====== Source data ======

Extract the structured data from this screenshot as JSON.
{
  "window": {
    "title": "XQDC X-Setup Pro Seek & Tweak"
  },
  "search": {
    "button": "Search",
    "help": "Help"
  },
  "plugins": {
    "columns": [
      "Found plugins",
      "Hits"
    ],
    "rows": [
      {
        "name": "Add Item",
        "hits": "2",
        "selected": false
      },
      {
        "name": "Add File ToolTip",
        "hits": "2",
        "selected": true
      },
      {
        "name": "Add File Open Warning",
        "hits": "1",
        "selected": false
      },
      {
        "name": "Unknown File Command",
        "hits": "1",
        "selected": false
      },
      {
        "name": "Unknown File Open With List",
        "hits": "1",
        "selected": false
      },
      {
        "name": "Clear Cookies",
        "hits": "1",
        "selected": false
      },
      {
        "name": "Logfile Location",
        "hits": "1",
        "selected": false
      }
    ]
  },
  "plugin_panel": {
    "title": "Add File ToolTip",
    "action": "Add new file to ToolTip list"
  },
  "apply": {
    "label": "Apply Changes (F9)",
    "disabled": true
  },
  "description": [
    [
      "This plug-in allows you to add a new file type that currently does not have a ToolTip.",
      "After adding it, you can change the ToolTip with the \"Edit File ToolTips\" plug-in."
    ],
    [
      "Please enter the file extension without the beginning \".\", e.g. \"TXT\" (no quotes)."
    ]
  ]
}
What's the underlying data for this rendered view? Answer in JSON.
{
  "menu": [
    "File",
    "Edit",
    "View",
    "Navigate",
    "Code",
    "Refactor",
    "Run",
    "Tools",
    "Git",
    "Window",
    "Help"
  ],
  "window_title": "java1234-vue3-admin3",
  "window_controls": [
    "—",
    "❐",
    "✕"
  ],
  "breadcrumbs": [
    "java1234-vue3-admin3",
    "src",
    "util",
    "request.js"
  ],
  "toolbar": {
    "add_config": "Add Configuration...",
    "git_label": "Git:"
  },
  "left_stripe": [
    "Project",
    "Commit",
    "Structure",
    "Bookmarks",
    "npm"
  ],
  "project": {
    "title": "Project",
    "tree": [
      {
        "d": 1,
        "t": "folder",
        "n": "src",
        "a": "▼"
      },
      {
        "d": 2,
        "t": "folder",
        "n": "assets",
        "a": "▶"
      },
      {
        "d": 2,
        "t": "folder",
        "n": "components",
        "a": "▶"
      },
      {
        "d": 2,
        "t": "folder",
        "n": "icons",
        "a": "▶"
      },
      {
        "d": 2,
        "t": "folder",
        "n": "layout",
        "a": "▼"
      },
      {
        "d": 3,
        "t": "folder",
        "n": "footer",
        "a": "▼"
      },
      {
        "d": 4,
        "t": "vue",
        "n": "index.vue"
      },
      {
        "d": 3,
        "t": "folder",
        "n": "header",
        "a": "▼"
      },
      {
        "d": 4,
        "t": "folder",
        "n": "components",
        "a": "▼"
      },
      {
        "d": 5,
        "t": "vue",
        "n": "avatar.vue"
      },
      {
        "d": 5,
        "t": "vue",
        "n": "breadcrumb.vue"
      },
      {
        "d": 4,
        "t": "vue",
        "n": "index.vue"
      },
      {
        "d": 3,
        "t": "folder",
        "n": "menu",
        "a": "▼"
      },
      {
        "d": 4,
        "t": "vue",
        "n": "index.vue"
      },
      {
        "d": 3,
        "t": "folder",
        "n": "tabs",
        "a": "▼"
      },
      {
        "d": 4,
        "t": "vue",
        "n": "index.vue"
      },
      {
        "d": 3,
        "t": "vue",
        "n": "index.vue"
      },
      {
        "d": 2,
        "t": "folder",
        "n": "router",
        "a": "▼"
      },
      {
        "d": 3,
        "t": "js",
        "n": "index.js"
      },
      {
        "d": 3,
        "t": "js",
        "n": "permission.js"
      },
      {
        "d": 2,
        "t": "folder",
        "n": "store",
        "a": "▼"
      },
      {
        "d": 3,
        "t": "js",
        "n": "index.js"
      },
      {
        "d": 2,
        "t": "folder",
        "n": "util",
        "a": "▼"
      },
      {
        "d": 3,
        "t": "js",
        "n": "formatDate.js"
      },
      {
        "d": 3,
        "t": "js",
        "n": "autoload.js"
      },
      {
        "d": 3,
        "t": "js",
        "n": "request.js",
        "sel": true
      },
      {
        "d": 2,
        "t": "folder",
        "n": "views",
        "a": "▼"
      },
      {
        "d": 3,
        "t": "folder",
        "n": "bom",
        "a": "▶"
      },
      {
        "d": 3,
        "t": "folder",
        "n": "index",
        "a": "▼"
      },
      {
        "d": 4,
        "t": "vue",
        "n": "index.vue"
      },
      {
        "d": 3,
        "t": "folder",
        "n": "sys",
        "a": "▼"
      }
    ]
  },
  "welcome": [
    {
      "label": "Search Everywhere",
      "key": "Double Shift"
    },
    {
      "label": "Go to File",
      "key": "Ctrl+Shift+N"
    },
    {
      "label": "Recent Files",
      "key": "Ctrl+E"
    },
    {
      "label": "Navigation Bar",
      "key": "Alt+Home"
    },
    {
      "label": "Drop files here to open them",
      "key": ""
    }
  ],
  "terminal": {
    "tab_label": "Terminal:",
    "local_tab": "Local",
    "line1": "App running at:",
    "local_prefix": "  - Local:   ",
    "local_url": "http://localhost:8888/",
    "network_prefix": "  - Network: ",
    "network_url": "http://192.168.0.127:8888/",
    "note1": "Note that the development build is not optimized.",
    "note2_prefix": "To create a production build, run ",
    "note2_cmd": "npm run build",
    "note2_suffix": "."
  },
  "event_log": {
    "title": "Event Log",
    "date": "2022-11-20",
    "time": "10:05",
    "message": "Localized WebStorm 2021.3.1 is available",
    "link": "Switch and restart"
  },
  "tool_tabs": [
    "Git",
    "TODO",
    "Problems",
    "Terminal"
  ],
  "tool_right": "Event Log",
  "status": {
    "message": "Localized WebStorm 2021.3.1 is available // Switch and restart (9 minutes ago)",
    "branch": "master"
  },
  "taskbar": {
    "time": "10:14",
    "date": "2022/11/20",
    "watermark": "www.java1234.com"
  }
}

======

Print the whole listing again, exactly.

Extract the structured data from this screenshot as JSON.
{
  "window": {
    "title": "XQDC X-Setup Pro Seek & Tweak"
  },
  "search": {
    "button": "Search",
    "help": "Help"
  },
  "plugins": {
    "columns": [
      "Found plugins",
      "Hits"
    ],
    "rows": [
      {
        "name": "Add Item",
        "hits": "2",
        "selected": false
      },
      {
        "name": "Add File ToolTip",
        "hits": "2",
        "selected": true
      },
      {
        "name": "Add File Open Warning",
        "hits": "1",
        "selected": false
      },
      {
        "name": "Unknown File Command",
        "hits": "1",
        "selected": false
      },
      {
        "name": "Unknown File Open With List",
        "hits": "1",
        "selected": false
      },
      {
        "name": "Clear Cookies",
        "hits": "1",
        "selected": false
      },
      {
        "name": "Logfile Location",
        "hits": "1",
        "selected": false
      }
    ]
  },
  "plugin_panel": {
    "title": "Add File ToolTip",
    "action": "Add new file to ToolTip list"
  },
  "apply": {
    "label": "Apply Changes (F9)",
    "disabled": true
  },
  "description": [
    [
      "This plug-in allows you to add a new file type that currently does not have a ToolTip.",
      "After adding it, you can change the ToolTip with the \"Edit File ToolTips\" plug-in."
    ],
    [
      "Please enter the file extension without the beginning \".\", e.g. \"TXT\" (no quotes)."
    ]
  ]
}
What's the underlying data for this rendered view? Answer in JSON.
{
  "menu": [
    "File",
    "Edit",
    "View",
    "Navigate",
    "Code",
    "Refactor",
    "Run",
    "Tools",
    "Git",
    "Window",
    "Help"
  ],
  "window_title": "java1234-vue3-admin3",
  "window_controls": [
    "—",
    "❐",
    "✕"
  ],
  "breadcrumbs": [
    "java1234-vue3-admin3",
    "src",
    "util",
    "request.js"
  ],
  "toolbar": {
    "add_config": "Add Configuration...",
    "git_label": "Git:"
  },
  "left_stripe": [
    "Project",
    "Commit",
    "Structure",
    "Bookmarks",
    "npm"
  ],
  "project": {
    "title": "Project",
    "tree": [
      {
        "d": 1,
        "t": "folder",
        "n": "src",
        "a": "▼"
      },
      {
        "d": 2,
        "t": "folder",
        "n": "assets",
        "a": "▶"
      },
      {
        "d": 2,
        "t": "folder",
        "n": "components",
        "a": "▶"
      },
      {
        "d": 2,
        "t": "folder",
        "n": "icons",
        "a": "▶"
      },
      {
        "d": 2,
        "t": "folder",
        "n": "layout",
        "a": "▼"
      },
      {
        "d": 3,
        "t": "folder",
        "n": "footer",
        "a": "▼"
      },
      {
        "d": 4,
        "t": "vue",
        "n": "index.vue"
      },
      {
        "d": 3,
        "t": "folder",
        "n": "header",
        "a": "▼"
      },
      {
        "d": 4,
        "t": "folder",
        "n": "components",
        "a": "▼"
      },
      {
        "d": 5,
        "t": "vue",
        "n": "avatar.vue"
      },
      {
        "d": 5,
        "t": "vue",
        "n": "breadcrumb.vue"
      },
      {
        "d": 4,
        "t": "vue",
        "n": "index.vue"
      },
      {
        "d": 3,
        "t": "folder",
        "n": "menu",
        "a": "▼"
      },
      {
        "d": 4,
        "t": "vue",
        "n": "index.vue"
      },
      {
        "d": 3,
        "t": "folder",
        "n": "tabs",
        "a": "▼"
      },
      {
        "d": 4,
        "t": "vue",
        "n": "index.vue"
      },
      {
        "d": 3,
        "t": "vue",
        "n": "index.vue"
      },
      {
        "d": 2,
        "t": "folder",
        "n": "router",
        "a": "▼"
      },
      {
        "d": 3,
        "t": "js",
        "n": "index.js"
      },
      {
        "d": 3,
        "t": "js",
        "n": "permission.js"
      },
      {
        "d": 2,
        "t": "folder",
        "n": "store",
        "a": "▼"
      },
      {
        "d": 3,
        "t": "js",
        "n": "index.js"
      },
      {
        "d": 2,
        "t": "folder",
        "n": "util",
        "a": "▼"
      },
      {
        "d": 3,
        "t": "js",
        "n": "formatDate.js"
      },
      {
        "d": 3,
        "t": "js",
        "n": "autoload.js"
      },
      {
        "d": 3,
        "t": "js",
        "n": "request.js",
        "sel": true
      },
      {
        "d": 2,
        "t": "folder",
        "n": "views",
        "a": "▼"
      },
      {
        "d": 3,
        "t": "folder",
        "n": "bom",
        "a": "▶"
      },
      {
        "d": 3,
        "t": "folder",
        "n": "index",
        "a": "▼"
      },
      {
        "d": 4,
        "t": "vue",
        "n": "index.vue"
      },
      {
        "d": 3,
        "t": "folder",
        "n": "sys",
        "a": "▼"
      }
    ]
  },
  "welcome": [
    {
      "label": "Search Everywhere",
      "key": "Double Shift"
    },
    {
      "label": "Go to File",
      "key": "Ctrl+Shift+N"
    },
    {
      "label": "Recent Files",
      "key": "Ctrl+E"
    },
    {
      "label": "Navigation Bar",
      "key": "Alt+Home"
    },
    {
      "label": "Drop files here to open them",
      "key": ""
    }
  ],
  "terminal": {
    "tab_label": "Terminal:",
    "local_tab": "Local",
    "line1": "App running at:",
    "local_prefix": "  - Local:   ",
    "local_url": "http://localhost:8888/",
    "network_prefix": "  - Network: ",
    "network_url": "http://192.168.0.127:8888/",
    "note1": "Note that the development build is not optimized.",
    "note2_prefix": "To create a production build, run ",
    "note2_cmd": "npm run build",
    "note2_suffix": "."
  },
  "event_log": {
    "title": "Event Log",
    "date": "2022-11-20",
    "time": "10:05",
    "message": "Localized WebStorm 2021.3.1 is available",
    "link": "Switch and restart"
  },
  "tool_tabs": [
    "Git",
    "TODO",
    "Problems",
    "Terminal"
  ],
  "tool_right": "Event Log",
  "status": {
    "message": "Localized WebStorm 2021.3.1 is available // Switch and restart (9 minutes ago)",
    "branch": "master"
  },
  "taskbar": {
    "time": "10:14",
    "date": "2022/11/20",
    "watermark": "www.java1234.com"
  }
}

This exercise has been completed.